■ Goal:
For this exercise, copy out each line of the material below that includes "must".

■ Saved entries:
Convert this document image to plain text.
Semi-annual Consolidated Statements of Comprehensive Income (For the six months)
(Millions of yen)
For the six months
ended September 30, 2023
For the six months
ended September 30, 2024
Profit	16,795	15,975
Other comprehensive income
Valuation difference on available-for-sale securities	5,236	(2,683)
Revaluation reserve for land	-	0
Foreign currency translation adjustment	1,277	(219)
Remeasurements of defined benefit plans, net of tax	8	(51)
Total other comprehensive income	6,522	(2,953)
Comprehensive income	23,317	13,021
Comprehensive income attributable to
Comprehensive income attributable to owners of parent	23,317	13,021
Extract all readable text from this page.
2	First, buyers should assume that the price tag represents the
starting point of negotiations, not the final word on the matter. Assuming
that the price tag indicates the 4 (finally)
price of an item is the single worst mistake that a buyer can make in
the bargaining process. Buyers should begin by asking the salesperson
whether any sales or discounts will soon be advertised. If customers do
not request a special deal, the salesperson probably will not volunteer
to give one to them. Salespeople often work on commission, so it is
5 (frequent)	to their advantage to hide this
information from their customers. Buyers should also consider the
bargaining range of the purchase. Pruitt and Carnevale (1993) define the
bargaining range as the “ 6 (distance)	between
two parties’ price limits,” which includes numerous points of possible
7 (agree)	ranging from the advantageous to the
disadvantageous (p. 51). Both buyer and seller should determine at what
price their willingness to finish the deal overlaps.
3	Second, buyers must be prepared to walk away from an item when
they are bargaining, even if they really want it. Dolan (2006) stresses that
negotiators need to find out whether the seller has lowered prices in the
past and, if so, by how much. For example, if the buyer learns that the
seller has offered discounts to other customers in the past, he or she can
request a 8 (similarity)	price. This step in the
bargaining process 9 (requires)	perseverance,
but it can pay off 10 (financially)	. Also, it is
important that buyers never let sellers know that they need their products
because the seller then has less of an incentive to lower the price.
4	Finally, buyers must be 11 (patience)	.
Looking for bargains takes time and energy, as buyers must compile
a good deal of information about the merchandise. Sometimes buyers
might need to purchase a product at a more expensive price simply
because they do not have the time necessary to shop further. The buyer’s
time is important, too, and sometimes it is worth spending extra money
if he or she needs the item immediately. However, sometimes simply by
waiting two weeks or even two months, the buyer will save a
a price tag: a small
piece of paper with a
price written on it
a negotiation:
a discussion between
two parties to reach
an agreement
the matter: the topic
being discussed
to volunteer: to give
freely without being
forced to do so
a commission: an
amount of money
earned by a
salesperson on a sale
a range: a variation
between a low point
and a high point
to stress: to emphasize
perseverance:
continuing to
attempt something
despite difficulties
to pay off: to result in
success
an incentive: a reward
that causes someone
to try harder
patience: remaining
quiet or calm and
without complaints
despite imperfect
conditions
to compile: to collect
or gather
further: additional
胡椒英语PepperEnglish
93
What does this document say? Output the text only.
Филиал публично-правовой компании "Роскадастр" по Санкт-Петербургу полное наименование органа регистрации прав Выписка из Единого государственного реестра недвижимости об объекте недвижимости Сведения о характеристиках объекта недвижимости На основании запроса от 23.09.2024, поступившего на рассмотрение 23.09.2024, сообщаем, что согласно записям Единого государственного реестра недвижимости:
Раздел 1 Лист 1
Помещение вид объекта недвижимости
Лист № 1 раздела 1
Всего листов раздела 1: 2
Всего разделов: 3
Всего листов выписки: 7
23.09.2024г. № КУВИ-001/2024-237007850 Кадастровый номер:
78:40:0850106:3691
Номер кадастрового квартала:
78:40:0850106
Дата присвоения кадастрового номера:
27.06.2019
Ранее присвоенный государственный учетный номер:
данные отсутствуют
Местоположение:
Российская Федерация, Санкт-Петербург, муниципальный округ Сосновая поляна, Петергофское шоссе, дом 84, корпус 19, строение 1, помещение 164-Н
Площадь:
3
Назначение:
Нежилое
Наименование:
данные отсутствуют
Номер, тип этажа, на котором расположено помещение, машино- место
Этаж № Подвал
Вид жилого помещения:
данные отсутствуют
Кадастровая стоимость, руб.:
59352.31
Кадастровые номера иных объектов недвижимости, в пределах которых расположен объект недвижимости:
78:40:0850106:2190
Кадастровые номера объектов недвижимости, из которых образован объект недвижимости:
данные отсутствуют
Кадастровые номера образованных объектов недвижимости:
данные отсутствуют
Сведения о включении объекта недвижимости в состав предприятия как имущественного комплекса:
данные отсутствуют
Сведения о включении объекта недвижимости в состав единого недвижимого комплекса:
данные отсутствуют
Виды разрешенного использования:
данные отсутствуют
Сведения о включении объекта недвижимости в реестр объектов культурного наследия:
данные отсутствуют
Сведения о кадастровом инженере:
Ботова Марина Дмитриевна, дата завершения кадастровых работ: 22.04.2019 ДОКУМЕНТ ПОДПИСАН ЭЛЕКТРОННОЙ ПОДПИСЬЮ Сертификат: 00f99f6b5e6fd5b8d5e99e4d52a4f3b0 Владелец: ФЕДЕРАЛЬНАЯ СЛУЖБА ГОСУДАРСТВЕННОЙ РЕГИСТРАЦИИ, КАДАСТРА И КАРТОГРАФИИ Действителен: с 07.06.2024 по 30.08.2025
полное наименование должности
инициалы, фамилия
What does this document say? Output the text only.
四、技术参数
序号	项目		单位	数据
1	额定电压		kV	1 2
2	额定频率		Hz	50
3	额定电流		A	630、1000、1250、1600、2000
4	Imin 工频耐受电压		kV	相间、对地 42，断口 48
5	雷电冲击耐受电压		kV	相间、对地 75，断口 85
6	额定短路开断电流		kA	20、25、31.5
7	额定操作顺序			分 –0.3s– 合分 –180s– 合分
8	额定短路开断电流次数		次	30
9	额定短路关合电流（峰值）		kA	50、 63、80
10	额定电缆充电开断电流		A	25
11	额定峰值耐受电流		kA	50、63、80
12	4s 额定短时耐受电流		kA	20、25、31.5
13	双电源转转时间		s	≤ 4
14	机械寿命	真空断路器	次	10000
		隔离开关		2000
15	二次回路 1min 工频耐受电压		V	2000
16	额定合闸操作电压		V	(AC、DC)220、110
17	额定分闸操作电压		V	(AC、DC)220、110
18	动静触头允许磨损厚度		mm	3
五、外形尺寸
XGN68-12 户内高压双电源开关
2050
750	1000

■ Solution:
3	Second, buyers must be prepared to walk away from an item when
4	Finally, buyers must be 11 (patience)	.
Looking for bargains takes time and energy, as buyers must compile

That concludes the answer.